## Work request:
Tally the lines below that include "catabolic" and give only the total.
Content starts
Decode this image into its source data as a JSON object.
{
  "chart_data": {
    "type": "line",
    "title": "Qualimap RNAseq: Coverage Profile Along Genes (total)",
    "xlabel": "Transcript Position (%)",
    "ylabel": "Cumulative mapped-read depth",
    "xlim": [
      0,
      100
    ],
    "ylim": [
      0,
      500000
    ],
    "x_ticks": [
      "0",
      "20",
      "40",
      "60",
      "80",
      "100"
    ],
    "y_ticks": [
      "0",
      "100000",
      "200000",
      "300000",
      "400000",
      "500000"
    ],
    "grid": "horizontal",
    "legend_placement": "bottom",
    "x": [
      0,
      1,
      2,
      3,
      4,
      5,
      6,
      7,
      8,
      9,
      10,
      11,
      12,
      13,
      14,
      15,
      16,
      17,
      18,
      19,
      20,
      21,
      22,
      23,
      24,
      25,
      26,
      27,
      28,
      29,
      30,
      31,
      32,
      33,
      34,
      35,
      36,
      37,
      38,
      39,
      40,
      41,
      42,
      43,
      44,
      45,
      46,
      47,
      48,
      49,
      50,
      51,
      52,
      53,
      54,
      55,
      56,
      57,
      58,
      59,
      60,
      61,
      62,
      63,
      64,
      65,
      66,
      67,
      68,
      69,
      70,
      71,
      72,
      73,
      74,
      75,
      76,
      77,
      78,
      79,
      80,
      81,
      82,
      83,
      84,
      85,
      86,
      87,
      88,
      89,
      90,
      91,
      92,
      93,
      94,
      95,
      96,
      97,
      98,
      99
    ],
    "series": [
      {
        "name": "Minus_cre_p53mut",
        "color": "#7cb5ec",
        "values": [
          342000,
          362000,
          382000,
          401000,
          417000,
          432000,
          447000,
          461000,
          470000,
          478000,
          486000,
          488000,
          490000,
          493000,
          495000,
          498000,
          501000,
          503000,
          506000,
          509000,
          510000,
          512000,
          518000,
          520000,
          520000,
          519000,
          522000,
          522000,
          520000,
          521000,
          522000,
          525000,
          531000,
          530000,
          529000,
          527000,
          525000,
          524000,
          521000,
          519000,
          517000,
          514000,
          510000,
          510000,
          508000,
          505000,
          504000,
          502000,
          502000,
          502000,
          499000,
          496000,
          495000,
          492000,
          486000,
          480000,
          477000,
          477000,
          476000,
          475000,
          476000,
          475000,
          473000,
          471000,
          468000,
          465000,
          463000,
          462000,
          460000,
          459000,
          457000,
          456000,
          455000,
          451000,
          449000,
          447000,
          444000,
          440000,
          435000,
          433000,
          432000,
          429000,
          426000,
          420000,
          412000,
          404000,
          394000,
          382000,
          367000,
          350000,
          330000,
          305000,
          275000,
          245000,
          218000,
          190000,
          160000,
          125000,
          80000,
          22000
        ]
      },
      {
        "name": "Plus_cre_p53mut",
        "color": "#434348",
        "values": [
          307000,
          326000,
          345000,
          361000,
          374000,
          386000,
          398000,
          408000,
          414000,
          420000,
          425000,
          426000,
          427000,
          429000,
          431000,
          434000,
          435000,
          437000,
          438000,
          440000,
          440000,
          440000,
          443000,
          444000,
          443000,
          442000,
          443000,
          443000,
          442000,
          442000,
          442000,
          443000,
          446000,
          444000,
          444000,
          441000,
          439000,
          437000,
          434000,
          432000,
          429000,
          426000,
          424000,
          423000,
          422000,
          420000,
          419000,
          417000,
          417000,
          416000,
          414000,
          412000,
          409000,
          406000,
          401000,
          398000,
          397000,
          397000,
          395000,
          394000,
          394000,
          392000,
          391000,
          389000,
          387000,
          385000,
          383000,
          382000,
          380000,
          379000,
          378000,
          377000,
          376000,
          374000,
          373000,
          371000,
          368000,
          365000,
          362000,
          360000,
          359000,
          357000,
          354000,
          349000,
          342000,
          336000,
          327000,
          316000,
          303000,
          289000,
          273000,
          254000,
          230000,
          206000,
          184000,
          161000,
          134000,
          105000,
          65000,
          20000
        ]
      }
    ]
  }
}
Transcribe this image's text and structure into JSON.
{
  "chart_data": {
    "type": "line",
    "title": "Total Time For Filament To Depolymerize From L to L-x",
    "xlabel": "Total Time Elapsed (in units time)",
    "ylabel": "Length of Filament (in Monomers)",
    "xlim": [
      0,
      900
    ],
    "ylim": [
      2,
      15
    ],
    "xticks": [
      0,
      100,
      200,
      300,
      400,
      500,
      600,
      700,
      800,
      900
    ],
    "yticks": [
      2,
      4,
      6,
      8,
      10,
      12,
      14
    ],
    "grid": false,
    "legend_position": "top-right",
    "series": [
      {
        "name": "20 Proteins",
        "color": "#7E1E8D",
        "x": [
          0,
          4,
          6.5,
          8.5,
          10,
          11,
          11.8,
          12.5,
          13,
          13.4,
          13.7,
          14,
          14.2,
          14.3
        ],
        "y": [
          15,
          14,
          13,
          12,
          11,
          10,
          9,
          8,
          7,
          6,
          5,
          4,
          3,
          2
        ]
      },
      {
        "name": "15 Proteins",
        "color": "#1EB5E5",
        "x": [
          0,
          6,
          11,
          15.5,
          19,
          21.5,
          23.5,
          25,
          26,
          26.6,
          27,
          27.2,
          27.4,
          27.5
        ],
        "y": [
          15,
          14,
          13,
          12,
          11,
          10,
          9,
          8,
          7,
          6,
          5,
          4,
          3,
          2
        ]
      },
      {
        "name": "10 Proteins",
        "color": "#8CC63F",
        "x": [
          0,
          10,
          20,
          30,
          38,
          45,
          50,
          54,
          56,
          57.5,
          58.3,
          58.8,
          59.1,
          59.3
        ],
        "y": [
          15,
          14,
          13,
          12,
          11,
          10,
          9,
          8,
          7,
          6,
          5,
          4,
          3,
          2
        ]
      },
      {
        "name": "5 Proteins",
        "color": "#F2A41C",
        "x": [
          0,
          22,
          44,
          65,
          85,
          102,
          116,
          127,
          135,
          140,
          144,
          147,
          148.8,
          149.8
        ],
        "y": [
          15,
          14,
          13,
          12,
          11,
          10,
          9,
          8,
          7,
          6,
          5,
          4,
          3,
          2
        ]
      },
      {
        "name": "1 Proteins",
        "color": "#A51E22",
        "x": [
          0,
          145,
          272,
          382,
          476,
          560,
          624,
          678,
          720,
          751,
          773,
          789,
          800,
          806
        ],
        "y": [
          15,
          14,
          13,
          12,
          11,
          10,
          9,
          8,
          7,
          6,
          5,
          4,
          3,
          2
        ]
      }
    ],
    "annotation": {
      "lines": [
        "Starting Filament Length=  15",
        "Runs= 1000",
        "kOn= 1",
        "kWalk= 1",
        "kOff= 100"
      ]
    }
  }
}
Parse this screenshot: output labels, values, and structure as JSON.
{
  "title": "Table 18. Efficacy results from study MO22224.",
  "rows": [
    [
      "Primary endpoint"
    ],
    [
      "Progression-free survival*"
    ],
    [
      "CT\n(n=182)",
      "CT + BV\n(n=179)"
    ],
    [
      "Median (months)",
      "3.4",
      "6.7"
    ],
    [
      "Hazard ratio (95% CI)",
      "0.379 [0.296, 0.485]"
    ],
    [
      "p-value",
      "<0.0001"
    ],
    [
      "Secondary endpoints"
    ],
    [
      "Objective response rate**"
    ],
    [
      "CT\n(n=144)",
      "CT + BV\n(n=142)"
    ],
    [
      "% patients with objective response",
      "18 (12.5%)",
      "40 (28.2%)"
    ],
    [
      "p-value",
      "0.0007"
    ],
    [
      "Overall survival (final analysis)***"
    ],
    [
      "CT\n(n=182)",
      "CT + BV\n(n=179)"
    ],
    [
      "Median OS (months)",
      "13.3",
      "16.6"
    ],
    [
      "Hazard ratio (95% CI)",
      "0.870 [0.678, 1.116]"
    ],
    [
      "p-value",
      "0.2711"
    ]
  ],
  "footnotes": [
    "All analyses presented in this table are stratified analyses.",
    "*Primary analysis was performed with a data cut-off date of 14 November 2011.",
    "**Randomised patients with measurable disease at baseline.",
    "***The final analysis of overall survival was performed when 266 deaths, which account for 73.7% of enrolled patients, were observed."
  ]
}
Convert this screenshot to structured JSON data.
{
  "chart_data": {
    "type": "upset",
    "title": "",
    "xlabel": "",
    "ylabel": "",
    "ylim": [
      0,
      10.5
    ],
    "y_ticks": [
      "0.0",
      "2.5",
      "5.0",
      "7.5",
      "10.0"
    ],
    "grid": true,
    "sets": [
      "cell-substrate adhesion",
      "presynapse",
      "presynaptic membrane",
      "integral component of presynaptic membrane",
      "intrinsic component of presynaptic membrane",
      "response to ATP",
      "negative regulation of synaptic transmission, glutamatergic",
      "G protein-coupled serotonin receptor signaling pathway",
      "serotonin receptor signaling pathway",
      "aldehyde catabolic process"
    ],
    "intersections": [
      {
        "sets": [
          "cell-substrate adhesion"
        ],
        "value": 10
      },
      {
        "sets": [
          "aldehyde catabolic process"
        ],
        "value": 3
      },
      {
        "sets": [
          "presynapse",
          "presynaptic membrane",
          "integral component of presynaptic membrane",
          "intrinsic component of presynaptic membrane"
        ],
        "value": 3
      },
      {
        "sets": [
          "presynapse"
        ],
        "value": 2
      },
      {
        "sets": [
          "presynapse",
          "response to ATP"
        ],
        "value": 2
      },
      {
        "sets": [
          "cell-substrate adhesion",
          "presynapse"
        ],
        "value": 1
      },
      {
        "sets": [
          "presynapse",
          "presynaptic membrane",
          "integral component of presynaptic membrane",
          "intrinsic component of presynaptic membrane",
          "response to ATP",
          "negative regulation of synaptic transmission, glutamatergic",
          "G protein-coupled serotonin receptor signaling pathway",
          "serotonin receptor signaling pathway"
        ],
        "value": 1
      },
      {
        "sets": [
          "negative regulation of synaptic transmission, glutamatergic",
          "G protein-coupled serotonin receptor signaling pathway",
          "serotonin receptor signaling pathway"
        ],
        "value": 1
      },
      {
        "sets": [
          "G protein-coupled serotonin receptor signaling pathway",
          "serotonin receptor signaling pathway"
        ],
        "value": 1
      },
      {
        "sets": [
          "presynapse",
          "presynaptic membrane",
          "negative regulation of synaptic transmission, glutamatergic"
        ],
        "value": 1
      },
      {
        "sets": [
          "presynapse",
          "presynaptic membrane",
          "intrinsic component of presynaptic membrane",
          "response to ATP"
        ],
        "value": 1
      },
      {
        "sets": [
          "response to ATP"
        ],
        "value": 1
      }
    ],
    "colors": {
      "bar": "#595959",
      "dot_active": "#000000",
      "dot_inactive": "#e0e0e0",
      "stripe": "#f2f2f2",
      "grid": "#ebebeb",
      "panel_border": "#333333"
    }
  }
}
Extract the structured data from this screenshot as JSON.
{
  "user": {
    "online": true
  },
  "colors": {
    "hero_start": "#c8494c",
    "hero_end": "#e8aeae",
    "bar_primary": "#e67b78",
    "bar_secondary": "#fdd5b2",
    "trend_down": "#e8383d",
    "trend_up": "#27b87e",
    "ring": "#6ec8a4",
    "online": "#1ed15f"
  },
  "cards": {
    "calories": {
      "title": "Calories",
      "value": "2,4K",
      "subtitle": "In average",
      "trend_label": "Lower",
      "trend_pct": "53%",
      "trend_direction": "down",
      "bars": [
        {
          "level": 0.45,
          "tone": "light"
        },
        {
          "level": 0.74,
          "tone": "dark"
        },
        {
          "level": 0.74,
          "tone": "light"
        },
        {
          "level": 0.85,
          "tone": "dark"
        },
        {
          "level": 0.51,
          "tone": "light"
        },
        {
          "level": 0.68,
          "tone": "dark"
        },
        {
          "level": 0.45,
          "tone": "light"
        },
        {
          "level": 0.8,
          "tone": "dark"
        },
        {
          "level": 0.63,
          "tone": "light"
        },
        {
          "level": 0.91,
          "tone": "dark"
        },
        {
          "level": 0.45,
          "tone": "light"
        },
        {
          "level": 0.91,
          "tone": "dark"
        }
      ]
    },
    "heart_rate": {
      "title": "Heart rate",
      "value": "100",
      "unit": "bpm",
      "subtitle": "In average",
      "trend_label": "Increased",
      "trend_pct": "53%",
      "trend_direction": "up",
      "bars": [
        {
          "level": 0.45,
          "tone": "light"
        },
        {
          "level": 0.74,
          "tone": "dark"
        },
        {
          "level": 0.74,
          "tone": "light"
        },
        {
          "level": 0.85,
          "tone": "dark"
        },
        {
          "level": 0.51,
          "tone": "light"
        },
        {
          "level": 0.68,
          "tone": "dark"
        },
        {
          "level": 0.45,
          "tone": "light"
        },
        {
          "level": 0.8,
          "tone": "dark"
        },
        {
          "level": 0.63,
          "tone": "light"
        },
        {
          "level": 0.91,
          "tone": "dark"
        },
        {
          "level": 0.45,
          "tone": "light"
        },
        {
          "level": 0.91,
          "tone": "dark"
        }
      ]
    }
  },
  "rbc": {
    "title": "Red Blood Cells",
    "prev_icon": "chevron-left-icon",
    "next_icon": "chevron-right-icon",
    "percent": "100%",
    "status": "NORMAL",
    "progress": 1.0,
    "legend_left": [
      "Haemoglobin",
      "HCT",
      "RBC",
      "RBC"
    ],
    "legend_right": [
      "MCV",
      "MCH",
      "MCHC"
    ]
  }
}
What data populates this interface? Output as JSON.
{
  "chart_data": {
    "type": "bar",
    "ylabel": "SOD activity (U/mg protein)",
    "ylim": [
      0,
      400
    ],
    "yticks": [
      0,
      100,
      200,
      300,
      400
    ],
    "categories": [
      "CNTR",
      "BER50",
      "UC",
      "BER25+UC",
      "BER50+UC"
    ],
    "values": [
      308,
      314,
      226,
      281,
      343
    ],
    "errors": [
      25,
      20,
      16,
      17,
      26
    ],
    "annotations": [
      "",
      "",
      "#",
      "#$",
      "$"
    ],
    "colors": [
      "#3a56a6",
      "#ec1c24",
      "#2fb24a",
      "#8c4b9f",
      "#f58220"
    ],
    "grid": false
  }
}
Content ends
## Written answer:
2